→ Stated task
Collect every line of the records below that contains the word "deber".

>> BEGIN Records for the task

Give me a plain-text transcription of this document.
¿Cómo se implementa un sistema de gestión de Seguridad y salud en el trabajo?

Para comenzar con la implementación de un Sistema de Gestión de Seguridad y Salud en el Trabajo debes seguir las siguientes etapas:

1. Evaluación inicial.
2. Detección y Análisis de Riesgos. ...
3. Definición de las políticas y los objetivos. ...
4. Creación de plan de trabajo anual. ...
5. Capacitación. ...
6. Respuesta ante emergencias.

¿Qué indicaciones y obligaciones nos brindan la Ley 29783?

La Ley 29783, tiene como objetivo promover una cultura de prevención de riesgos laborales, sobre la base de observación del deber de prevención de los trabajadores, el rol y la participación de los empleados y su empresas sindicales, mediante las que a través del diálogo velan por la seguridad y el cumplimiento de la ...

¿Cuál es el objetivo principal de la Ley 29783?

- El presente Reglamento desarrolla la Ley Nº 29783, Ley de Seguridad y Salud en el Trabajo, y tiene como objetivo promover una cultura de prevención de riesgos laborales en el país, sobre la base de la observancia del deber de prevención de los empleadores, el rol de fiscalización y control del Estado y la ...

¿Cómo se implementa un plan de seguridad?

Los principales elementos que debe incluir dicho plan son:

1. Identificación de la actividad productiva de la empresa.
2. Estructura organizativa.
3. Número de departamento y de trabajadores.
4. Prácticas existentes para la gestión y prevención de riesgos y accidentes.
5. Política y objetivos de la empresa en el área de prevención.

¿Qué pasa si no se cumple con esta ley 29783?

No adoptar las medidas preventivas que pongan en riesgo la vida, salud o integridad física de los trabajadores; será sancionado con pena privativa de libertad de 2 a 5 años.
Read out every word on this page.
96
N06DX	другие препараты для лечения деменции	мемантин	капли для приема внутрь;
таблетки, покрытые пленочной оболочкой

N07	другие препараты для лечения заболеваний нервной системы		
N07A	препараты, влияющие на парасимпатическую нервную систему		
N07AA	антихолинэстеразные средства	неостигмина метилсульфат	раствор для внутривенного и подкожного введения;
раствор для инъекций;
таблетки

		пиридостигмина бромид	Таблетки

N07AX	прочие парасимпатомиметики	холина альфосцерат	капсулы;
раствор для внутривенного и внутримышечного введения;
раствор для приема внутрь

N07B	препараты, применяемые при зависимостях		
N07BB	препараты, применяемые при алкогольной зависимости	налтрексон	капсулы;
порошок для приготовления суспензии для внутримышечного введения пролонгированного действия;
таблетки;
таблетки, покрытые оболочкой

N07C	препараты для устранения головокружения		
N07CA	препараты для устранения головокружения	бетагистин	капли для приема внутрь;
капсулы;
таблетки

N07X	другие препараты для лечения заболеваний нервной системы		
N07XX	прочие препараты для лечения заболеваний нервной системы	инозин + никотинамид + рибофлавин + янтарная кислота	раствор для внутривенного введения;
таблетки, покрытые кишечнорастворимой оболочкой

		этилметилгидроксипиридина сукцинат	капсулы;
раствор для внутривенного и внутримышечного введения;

>> END Records for the task

→ Exercise solution
La Ley 29783, tiene como objetivo promover una cultura de prevención de riesgos laborales, sobre la base de observación del deber de prevención de los trabajadores, el rol y la participación de los empleados y su empresas sindicales, mediante las que a través del diálogo velan por la seguridad y el cumplimiento de la ...
- El presente Reglamento desarrolla la Ley Nº 29783, Ley de Seguridad y Salud en el Trabajo, y tiene como objetivo promover una cultura de prevención de riesgos laborales en el país, sobre la base de la observancia del deber de prevención de los empleadores, el rol de fiscalización y control del Estado y la ...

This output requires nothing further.